## REQUIRED WORK
Copy out all lines that hold "Wilson".

(Data records)
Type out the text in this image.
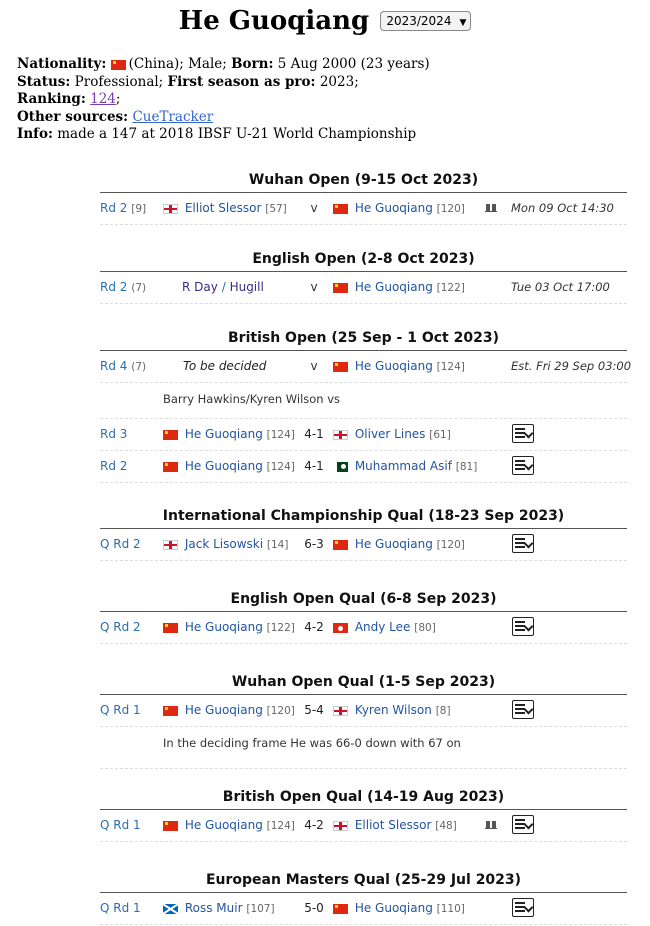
He Guoqiang 2023/2024 ▼
Nationality: (China); Male; Born: 5 Aug 2000 (23 years)
Status: Professional; First season as pro: 2023;
Ranking: 124;
Other sources: CueTracker
Info: made a 147 at 2018 IBSF U-21 World Championship
Wuhan Open (9-15 Oct 2023)
Rd 2 [9]	Elliot Slessor [57]	v	He Guoqiang [120]	Mon 09 Oct 14:30
English Open (2-8 Oct 2023)
Rd 2 (7)	R Day / Hugill	v	He Guoqiang [122]	Tue 03 Oct 17:00
British Open (25 Sep - 1 Oct 2023)
Rd 4 (7)	To be decided	v	He Guoqiang [124]	Est. Fri 29 Sep 03:00
Barry Hawkins/Kyren Wilson vs
Rd 3	He Guoqiang [124] 4-1	Oliver Lines [61]
Rd 2	He Guoqiang [124] 4-1	Muhammad Asif [81]
International Championship Qual (18-23 Sep 2023)
Q Rd 2	Jack Lisowski [14]	6-3	He Guoqiang [120]
English Open Qual (6-8 Sep 2023)
Q Rd 2	He Guoqiang [122] 4-2	Andy Lee [80]
Wuhan Open Qual (1-5 Sep 2023)
Q Rd 1	He Guoqiang [120] 5-4	Kyren Wilson [8]
In the deciding frame He was 66-0 down with 67 on
British Open Qual (14-19 Aug 2023)
Q Rd 1	He Guoqiang [124] 4-2	Elliot Slessor [48]
European Masters Qual (25-29 Jul 2023)
Q Rd 1	Ross Muir [107]	5-0	He Guoqiang [110]
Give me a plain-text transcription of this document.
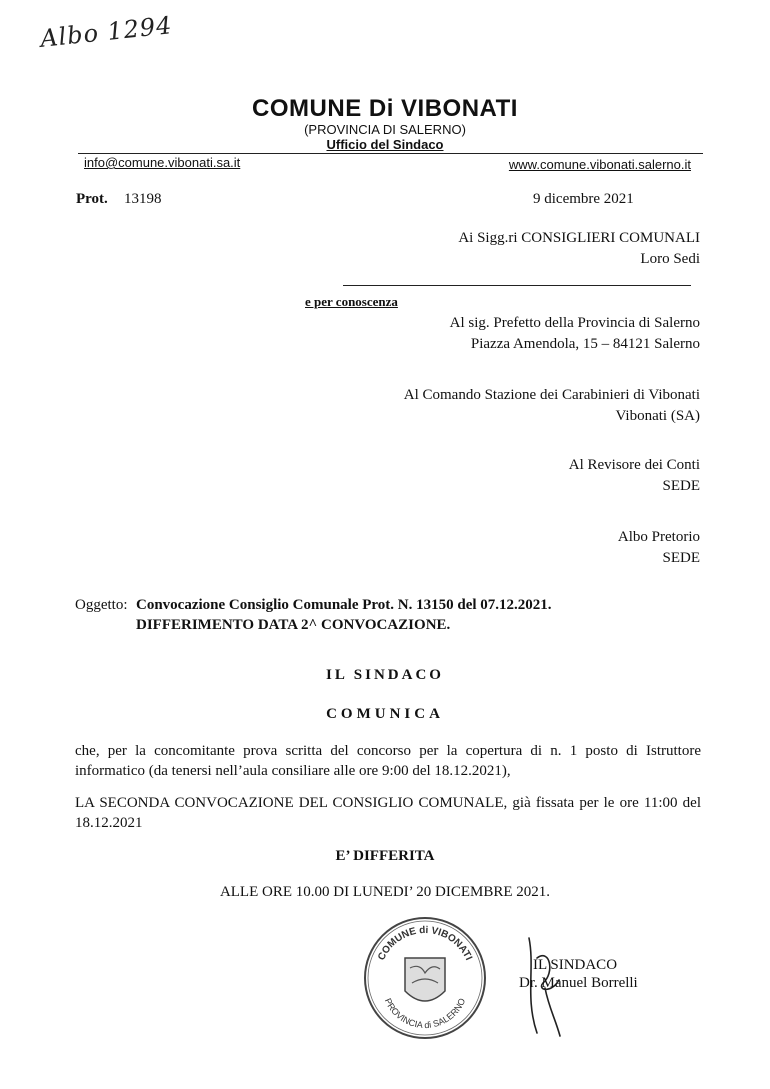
Albo 1294
COMUNE Di VIBONATI
(PROVINCIA DI SALERNO)
Ufficio del Sindaco
info@comune.vibonati.sa.it	www.comune.vibonati.salerno.it
Prot. 13198	9 dicembre 2021
Ai Sigg.ri CONSIGLIERI COMUNALI
Loro Sedi
e per conoscenza
Al sig. Prefetto della Provincia di Salerno
Piazza Amendola, 15 – 84121 Salerno
Al Comando Stazione dei Carabinieri di Vibonati
Vibonati (SA)
Al Revisore dei Conti
SEDE
Albo Pretorio
SEDE
Oggetto: Convocazione Consiglio Comunale Prot. N. 13150 del 07.12.2021.
DIFFERIMENTO DATA 2^ CONVOCAZIONE.
IL SINDACO
COMUNICA
che, per la concomitante prova scritta del concorso per la copertura di n. 1 posto di Istruttore informatico (da tenersi nell’aula consiliare alle ore 9:00 del 18.12.2021),
LA SECONDA CONVOCAZIONE DEL CONSIGLIO COMUNALE, già fissata per le ore 11:00 del 18.12.2021
E’ DIFFERITA
ALLE ORE 10.00 DI LUNEDI’ 20 DICEMBRE 2021.
COMUNE di VIBONATI
PROVINCIA di SALERNO
IL SINDACO
Dr. Manuel Borrelli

## COMPLETED EXERCISE
Barry Hawkins/Kyren Wilson vs
Q Rd 1	He Guoqiang [120] 5-4	Kyren Wilson [8]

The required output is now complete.